━━ Supplied records

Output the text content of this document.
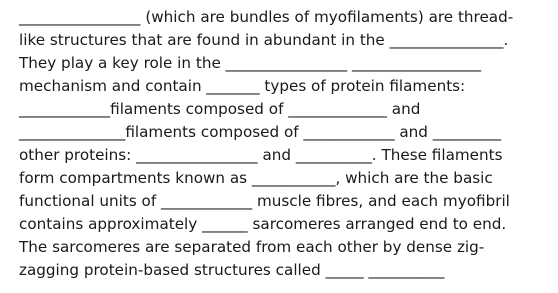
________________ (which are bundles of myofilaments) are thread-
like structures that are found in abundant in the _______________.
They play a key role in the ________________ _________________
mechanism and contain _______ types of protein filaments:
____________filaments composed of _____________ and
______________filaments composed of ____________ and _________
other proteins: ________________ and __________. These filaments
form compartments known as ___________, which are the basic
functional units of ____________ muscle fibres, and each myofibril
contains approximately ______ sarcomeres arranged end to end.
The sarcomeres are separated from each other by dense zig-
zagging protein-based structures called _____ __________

━━━━
━━ Supplied records

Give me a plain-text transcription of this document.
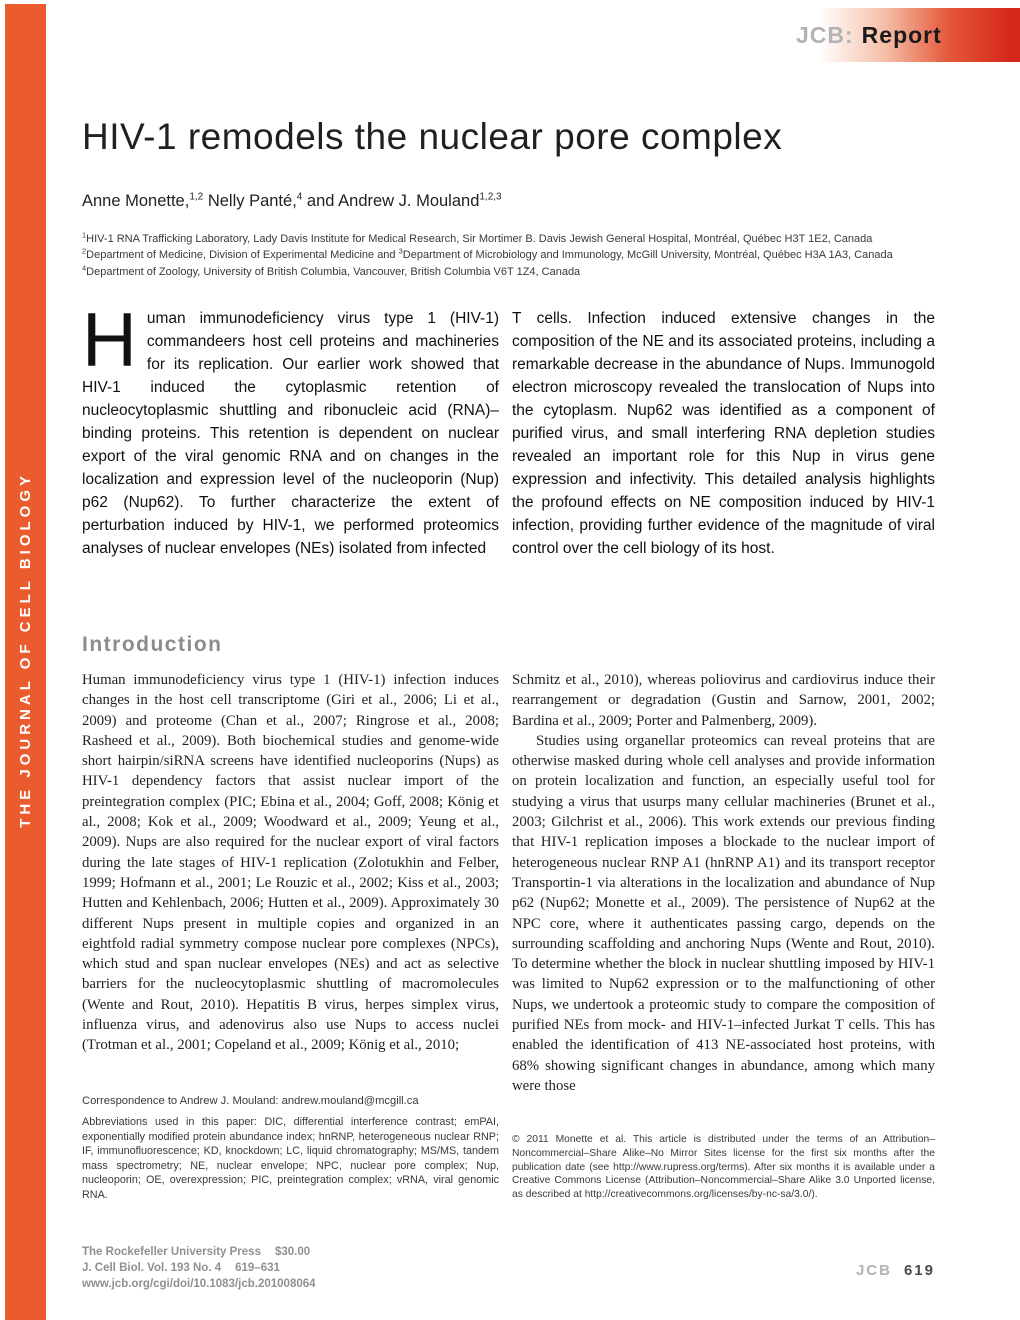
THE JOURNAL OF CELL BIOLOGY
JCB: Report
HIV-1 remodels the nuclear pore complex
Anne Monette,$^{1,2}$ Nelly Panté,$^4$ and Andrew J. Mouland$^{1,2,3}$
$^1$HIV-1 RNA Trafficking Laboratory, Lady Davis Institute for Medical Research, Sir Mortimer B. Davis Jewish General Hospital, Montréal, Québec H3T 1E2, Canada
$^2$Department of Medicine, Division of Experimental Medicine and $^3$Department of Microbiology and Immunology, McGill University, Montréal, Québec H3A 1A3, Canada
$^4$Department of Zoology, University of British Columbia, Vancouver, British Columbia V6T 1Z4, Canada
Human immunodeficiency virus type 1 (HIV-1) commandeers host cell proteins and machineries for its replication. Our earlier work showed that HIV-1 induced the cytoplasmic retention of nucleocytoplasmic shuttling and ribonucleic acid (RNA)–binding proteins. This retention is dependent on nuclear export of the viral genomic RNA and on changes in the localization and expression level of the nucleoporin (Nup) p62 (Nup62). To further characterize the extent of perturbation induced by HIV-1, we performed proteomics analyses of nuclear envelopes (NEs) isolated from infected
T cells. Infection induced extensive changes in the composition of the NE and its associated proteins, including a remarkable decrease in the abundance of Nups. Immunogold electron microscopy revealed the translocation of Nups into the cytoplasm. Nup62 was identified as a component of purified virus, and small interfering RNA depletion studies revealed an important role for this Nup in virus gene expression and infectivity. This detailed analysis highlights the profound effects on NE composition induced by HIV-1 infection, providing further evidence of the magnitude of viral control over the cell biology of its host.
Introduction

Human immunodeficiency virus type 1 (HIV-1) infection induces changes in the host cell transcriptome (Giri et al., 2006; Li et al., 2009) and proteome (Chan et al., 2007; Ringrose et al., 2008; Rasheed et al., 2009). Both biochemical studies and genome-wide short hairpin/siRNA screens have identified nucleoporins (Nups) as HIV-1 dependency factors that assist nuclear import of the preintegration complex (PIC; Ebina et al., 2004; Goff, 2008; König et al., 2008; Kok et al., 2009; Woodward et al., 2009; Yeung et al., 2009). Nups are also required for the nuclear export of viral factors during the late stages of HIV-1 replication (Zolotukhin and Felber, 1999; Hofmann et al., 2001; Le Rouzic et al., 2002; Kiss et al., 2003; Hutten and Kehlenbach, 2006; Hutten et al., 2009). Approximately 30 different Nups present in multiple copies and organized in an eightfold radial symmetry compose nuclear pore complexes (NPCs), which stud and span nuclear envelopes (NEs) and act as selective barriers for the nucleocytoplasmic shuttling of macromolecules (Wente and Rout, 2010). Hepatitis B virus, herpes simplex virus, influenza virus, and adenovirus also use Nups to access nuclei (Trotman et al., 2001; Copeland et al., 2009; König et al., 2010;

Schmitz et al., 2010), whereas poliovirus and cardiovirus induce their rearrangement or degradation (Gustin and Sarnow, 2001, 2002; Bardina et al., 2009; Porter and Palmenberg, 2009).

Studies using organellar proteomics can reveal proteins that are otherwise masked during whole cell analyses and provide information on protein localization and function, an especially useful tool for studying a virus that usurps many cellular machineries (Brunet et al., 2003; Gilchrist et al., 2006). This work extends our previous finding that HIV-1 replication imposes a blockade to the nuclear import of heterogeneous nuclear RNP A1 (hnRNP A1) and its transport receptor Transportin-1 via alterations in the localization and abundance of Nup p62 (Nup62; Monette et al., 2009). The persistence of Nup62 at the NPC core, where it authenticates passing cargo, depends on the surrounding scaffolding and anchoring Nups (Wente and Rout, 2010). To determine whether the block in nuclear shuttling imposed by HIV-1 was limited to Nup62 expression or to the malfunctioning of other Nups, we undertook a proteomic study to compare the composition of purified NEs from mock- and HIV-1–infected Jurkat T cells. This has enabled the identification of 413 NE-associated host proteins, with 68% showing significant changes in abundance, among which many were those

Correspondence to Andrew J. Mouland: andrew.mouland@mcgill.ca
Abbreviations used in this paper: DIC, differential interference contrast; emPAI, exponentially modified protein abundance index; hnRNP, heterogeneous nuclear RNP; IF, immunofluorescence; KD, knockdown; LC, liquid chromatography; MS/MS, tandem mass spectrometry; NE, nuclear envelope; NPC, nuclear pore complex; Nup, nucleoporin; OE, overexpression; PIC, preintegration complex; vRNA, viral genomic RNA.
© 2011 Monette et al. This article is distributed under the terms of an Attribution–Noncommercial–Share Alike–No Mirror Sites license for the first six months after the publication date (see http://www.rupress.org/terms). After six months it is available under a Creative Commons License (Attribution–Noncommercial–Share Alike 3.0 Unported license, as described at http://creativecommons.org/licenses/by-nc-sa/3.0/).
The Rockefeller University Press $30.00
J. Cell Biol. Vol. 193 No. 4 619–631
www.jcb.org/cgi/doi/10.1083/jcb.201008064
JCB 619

━━━━

Exercise prompt:
Each line of the records that contains the string "University" must be copied.

Finished task:
$^2$Department of Medicine, Division of Experimental Medicine and $^3$Department of Microbiology and Immunology, McGill University, Montréal, Québec H3A 1A3, Canada
$^4$Department of Zoology, University of British Columbia, Vancouver, British Columbia V6T 1Z4, Canada
The Rockefeller University Press $30.00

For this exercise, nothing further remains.